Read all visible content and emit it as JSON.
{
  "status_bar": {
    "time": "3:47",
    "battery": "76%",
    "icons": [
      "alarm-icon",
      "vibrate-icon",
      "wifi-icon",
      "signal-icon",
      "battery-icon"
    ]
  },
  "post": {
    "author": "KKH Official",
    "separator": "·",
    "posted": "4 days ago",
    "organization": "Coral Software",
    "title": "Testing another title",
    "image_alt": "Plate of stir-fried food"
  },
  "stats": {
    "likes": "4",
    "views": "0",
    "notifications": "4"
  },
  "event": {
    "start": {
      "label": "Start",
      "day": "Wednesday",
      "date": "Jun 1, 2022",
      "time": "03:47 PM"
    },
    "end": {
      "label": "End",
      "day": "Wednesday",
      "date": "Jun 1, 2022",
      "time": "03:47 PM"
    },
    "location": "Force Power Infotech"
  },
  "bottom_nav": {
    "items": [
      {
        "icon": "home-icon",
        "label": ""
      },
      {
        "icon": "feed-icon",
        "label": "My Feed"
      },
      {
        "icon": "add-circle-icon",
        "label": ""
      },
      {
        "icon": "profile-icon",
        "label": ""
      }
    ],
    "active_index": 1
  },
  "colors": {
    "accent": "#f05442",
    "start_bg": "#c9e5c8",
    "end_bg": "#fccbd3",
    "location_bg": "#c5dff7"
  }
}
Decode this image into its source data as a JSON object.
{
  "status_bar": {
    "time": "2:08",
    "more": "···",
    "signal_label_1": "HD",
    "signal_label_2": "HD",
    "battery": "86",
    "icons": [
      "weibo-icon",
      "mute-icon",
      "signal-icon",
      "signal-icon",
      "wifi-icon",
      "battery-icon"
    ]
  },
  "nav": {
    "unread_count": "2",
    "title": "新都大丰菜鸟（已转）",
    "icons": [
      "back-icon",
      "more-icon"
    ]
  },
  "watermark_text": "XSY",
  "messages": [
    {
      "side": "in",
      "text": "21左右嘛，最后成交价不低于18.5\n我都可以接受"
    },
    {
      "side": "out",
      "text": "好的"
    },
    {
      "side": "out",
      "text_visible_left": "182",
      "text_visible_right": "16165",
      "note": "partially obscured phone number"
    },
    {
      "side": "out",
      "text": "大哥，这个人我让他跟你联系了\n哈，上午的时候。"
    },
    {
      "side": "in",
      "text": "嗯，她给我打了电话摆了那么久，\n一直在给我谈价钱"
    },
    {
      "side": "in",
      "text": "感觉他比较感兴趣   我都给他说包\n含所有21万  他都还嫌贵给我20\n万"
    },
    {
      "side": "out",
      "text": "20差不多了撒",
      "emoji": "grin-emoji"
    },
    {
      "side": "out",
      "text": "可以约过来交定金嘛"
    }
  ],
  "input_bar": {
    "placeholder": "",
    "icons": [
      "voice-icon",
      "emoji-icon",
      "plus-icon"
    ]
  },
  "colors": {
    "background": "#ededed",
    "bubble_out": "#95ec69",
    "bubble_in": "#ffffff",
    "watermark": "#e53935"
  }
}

----

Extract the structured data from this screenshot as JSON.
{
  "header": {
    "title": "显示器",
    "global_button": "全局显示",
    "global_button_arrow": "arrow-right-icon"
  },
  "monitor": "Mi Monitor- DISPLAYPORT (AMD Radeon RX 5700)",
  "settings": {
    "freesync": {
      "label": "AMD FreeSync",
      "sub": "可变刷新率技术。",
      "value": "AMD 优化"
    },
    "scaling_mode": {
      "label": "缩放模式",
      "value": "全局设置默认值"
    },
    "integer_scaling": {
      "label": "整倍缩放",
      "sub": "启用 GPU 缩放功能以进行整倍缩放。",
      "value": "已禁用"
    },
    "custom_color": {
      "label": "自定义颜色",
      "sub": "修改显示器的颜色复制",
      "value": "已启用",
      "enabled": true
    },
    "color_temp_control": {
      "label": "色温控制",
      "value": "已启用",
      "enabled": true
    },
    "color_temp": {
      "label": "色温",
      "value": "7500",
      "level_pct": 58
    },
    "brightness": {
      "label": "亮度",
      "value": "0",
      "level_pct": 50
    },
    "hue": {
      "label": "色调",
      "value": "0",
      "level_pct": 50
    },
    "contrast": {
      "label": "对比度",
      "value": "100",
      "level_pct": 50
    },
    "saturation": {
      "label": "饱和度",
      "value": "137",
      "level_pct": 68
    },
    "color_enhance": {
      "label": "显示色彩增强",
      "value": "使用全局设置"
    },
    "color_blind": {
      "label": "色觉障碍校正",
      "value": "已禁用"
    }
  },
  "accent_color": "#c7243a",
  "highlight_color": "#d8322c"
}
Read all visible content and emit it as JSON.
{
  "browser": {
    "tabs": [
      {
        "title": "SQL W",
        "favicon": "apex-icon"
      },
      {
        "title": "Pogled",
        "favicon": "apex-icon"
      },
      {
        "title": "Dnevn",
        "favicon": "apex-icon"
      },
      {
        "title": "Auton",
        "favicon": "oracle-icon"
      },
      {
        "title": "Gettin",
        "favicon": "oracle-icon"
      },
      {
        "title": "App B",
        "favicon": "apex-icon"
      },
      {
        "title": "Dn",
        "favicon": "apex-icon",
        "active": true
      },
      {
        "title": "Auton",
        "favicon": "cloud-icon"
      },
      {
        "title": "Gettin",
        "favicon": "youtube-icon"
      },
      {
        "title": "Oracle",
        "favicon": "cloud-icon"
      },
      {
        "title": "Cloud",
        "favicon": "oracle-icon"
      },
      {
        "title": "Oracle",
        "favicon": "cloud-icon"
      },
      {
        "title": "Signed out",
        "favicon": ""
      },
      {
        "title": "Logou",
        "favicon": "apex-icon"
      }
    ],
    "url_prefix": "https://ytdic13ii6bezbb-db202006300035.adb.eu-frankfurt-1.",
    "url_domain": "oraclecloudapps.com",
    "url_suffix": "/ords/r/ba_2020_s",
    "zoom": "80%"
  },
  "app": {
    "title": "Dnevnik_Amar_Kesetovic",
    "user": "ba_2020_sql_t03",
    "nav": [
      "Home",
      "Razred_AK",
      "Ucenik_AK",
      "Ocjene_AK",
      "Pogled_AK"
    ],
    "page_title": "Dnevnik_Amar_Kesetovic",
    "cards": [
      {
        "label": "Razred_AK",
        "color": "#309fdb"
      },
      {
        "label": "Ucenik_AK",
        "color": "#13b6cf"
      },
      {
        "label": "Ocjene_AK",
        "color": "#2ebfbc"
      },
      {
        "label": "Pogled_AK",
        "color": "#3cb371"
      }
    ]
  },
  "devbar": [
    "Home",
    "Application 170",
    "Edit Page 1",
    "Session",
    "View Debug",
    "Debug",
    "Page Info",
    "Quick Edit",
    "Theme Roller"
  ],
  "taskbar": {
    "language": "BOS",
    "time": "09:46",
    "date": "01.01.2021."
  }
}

----

Exercise brief: Copy down every line of the entries containing the word "data".

Complete output:
Decode this image into its source data as a JSON object.
Extract the structured data from this screenshot as JSON.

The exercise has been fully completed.